■ Exercise aim
Look through the records below and collect all lines that hold the string "type".

↓

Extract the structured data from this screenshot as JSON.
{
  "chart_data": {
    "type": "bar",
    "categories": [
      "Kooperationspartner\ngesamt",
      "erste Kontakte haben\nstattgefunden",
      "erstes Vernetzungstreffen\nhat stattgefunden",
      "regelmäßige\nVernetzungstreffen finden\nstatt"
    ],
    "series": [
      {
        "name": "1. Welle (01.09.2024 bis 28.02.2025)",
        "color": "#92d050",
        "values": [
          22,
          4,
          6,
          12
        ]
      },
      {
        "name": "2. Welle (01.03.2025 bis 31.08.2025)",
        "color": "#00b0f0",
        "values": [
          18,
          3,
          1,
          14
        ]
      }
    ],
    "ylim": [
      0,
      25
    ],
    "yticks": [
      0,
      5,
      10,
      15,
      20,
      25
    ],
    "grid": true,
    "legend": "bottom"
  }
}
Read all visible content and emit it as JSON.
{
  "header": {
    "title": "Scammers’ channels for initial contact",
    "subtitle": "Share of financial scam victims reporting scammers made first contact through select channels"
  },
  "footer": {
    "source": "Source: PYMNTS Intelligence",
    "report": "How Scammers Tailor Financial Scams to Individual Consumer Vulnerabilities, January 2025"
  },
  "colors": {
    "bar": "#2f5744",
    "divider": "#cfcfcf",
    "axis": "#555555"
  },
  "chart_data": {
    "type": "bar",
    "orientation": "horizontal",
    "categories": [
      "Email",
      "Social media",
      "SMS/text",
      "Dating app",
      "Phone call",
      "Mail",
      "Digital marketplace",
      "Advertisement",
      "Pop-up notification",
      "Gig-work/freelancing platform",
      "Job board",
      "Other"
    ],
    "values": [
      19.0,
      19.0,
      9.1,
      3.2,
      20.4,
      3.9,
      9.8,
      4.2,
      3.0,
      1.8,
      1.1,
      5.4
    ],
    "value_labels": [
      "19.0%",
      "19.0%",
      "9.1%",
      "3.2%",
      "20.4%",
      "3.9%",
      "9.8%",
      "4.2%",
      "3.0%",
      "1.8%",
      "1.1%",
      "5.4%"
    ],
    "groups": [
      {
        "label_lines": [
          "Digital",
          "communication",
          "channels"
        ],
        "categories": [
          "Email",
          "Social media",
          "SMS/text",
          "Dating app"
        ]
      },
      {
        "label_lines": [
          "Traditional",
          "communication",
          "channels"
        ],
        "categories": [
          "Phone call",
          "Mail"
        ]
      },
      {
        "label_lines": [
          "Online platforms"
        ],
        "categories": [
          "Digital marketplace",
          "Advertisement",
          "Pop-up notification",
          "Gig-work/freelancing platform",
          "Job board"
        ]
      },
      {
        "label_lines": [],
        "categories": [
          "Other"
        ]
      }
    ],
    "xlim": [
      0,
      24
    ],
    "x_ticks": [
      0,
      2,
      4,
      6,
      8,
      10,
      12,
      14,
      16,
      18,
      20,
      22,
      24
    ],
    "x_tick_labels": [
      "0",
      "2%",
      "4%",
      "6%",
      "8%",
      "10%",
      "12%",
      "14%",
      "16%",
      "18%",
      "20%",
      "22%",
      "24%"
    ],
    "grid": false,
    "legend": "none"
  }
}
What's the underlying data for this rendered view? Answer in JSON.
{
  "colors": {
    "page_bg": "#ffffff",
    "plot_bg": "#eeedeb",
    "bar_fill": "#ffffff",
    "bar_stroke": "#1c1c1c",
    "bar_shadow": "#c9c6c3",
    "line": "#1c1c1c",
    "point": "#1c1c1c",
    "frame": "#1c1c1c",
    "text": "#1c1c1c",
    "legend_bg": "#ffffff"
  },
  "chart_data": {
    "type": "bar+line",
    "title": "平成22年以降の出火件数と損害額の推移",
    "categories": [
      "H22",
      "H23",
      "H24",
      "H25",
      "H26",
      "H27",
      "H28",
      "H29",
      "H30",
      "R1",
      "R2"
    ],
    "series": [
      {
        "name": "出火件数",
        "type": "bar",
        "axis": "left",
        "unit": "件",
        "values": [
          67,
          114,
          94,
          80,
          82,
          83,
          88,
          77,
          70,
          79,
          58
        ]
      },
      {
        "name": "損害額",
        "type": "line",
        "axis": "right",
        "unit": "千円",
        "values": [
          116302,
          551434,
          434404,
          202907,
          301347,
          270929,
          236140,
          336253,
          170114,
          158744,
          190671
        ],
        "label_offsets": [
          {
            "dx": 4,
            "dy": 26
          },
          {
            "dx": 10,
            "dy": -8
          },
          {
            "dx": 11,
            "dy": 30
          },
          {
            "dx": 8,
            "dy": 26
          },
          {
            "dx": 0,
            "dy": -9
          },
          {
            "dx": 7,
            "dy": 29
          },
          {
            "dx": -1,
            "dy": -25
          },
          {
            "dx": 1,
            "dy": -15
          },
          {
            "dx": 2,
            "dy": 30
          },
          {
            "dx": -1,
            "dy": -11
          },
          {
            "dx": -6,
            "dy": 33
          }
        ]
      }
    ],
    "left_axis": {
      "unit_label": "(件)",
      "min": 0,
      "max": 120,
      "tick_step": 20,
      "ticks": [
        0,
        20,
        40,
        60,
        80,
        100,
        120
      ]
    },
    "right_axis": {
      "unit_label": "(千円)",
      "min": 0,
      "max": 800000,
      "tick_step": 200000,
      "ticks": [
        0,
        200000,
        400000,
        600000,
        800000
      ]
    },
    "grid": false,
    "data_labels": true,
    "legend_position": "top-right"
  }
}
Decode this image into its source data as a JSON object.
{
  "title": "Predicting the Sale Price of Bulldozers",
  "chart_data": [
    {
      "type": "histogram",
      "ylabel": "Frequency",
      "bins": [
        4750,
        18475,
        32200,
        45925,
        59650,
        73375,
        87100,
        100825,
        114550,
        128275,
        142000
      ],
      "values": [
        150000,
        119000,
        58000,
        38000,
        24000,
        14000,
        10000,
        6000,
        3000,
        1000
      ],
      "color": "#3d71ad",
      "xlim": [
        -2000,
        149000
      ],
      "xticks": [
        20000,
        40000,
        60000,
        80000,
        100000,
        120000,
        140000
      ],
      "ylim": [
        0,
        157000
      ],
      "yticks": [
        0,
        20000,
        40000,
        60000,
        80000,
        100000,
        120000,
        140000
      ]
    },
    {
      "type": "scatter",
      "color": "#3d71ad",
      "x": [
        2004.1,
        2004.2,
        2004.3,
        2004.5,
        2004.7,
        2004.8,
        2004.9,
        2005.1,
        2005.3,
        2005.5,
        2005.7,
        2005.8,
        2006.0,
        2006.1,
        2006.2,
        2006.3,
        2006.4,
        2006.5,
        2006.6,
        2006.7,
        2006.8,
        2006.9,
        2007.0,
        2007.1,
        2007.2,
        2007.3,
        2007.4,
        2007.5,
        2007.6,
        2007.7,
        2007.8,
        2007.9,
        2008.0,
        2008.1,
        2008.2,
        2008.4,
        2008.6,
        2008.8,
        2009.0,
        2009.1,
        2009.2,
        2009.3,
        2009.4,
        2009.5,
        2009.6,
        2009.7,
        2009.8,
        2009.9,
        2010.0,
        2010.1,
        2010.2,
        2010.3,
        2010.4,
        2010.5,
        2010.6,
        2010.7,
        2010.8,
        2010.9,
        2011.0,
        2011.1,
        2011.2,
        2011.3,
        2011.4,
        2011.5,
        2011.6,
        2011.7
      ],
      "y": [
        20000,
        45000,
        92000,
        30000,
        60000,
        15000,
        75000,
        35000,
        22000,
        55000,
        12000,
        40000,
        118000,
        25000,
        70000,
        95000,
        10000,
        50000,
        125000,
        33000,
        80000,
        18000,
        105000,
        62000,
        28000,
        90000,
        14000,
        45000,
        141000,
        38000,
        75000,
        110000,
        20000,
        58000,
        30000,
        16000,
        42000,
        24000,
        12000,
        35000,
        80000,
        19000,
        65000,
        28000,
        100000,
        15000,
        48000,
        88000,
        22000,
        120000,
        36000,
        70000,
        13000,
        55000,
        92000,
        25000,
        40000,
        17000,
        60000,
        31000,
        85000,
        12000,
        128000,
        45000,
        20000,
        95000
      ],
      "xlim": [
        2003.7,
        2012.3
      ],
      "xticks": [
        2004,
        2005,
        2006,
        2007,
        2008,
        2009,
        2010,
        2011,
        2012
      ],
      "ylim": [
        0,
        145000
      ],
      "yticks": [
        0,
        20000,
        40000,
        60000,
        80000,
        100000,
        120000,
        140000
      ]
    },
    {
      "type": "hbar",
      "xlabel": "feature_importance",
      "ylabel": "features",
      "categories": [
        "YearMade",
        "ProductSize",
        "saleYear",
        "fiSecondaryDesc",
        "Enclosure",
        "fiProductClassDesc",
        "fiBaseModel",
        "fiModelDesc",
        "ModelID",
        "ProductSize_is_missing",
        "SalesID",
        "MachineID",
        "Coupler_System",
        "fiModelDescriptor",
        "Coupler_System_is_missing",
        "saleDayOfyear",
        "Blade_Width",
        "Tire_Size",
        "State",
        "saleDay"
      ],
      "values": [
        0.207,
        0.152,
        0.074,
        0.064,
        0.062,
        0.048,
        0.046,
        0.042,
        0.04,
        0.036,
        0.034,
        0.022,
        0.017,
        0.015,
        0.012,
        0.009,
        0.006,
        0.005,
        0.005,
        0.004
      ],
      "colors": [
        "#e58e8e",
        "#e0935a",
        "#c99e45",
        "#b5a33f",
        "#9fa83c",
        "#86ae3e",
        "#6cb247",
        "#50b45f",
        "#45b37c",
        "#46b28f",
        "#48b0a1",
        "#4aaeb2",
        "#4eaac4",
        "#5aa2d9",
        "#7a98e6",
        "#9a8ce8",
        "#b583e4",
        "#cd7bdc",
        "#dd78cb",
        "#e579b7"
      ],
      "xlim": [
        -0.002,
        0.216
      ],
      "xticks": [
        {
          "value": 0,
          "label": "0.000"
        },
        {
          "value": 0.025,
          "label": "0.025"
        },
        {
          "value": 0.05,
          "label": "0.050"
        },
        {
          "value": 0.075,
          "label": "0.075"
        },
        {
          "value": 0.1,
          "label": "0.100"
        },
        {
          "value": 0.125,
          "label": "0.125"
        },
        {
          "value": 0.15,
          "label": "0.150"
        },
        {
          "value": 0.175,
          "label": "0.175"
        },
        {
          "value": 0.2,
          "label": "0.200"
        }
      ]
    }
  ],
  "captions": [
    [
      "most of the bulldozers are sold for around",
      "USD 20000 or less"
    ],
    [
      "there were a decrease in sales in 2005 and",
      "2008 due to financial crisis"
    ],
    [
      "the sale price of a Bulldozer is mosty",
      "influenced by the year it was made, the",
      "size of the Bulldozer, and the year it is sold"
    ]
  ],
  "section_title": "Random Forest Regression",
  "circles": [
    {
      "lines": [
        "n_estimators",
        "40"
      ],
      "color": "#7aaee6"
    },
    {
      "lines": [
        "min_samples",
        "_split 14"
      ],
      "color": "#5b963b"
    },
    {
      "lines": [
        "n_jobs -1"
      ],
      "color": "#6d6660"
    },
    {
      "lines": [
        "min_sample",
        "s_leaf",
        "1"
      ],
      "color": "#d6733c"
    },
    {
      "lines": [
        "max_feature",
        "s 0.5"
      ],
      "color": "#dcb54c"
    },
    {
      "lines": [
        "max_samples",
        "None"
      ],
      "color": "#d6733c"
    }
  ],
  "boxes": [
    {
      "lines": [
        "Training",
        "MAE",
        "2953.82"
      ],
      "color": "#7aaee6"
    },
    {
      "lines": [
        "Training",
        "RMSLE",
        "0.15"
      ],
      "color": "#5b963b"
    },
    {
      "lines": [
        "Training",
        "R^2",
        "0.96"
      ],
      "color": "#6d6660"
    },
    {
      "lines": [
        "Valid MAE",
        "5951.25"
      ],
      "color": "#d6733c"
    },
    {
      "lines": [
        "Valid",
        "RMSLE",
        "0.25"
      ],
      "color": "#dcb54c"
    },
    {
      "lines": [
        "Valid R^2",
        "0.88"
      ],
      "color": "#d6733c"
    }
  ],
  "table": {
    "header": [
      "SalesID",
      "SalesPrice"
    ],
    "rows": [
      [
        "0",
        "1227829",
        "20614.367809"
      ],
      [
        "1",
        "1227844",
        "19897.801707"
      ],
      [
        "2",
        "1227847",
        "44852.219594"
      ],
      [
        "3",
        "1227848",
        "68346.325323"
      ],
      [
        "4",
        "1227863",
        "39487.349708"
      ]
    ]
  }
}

↑

■ Response to this task
    "type": "bar",
    "type": "bar",
    "type": "bar+line",
        "type": "bar",
        "type": "line",
      "type": "histogram",
      "type": "scatter",
      "type": "hbar",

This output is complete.